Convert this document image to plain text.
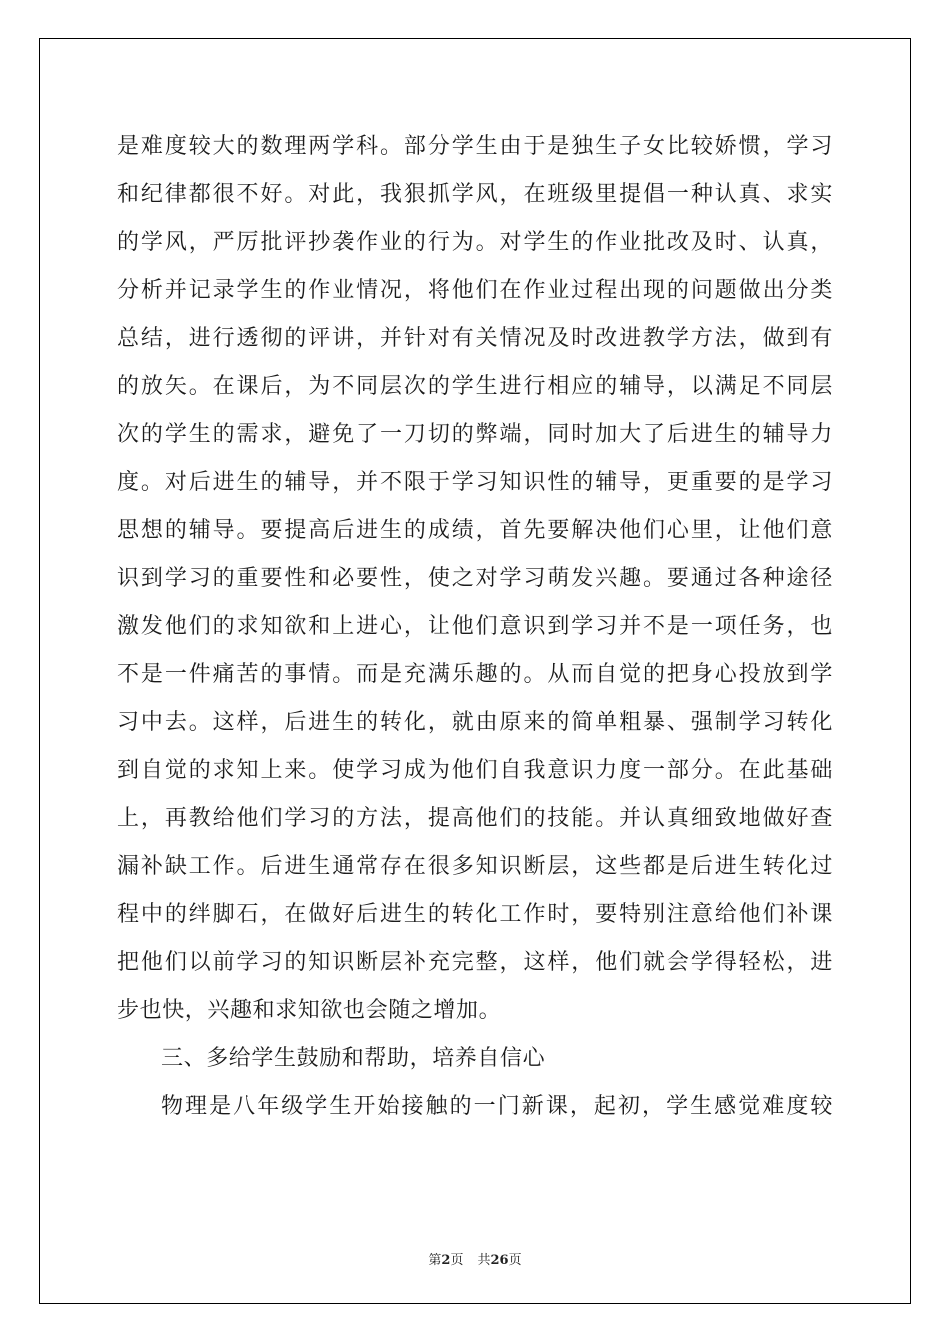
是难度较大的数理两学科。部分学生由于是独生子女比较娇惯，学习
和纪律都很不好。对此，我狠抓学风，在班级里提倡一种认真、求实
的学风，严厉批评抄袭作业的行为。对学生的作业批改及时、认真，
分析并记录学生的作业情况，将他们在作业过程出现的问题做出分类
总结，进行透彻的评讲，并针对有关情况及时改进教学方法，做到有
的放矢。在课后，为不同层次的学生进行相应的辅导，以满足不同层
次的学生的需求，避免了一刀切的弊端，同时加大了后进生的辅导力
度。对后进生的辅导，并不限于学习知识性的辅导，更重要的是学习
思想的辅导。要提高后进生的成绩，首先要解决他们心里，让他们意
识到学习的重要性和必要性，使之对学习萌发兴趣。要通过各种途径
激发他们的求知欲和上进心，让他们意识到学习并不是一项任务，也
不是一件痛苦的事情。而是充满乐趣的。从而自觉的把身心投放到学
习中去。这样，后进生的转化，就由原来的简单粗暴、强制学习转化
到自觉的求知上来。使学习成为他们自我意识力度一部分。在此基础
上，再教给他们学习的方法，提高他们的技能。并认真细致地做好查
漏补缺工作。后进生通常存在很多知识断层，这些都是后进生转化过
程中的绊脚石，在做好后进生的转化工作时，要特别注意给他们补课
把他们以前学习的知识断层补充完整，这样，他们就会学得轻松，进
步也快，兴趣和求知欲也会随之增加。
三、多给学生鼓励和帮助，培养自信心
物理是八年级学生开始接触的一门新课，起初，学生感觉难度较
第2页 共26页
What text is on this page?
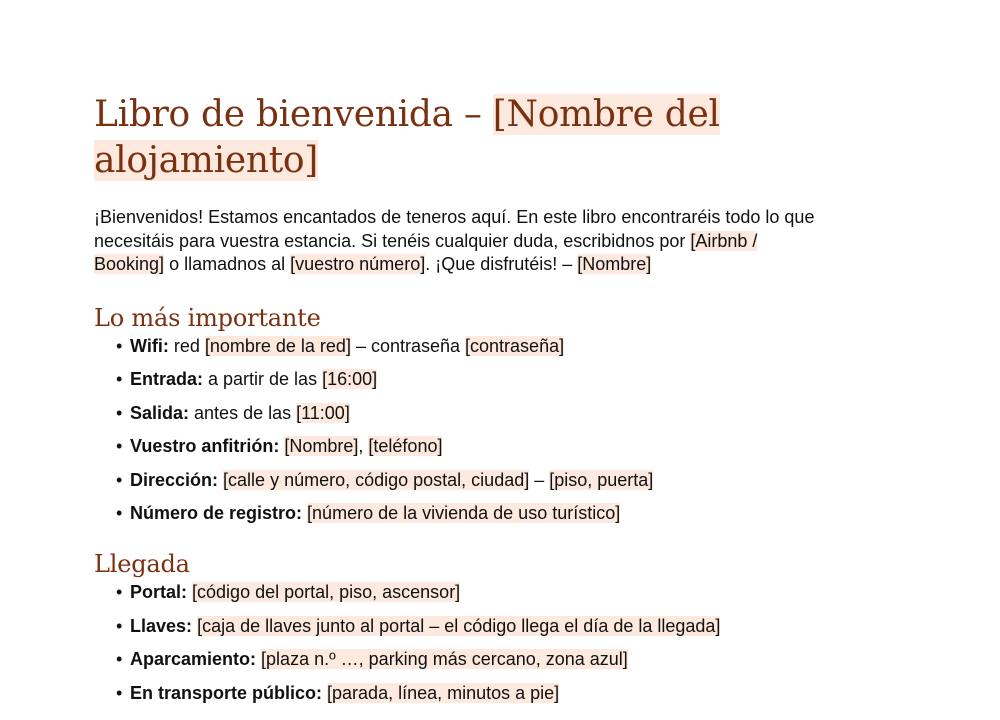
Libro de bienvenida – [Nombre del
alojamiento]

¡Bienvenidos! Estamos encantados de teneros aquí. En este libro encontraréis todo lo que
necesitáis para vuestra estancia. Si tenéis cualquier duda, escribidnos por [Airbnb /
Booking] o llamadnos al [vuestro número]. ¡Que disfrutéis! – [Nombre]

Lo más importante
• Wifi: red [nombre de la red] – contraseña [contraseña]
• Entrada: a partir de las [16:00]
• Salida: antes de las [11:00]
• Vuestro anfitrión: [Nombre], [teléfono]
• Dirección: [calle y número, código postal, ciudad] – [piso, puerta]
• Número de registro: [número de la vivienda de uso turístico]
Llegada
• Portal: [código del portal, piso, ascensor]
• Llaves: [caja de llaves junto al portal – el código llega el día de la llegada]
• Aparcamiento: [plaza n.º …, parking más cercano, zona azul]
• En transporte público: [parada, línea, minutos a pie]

▸ **Task to carry out**
Your output should consist solely of the lines from the line containing "What text is on this page?" through the end of the data above, copied exactly, with images removed.

▸ **Reply**
What text is on this page?
Libro de bienvenida – [Nombre del
alojamiento]

¡Bienvenidos! Estamos encantados de teneros aquí. En este libro encontraréis todo lo que
necesitáis para vuestra estancia. Si tenéis cualquier duda, escribidnos por [Airbnb /
Booking] o llamadnos al [vuestro número]. ¡Que disfrutéis! – [Nombre]

Lo más importante
• Wifi: red [nombre de la red] – contraseña [contraseña]
• Entrada: a partir de las [16:00]
• Salida: antes de las [11:00]
• Vuestro anfitrión: [Nombre], [teléfono]
• Dirección: [calle y número, código postal, ciudad] – [piso, puerta]
• Número de registro: [número de la vivienda de uso turístico]
Llegada
• Portal: [código del portal, piso, ascensor]
• Llaves: [caja de llaves junto al portal – el código llega el día de la llegada]
• Aparcamiento: [plaza n.º …, parking más cercano, zona azul]
• En transporte público: [parada, línea, minutos a pie]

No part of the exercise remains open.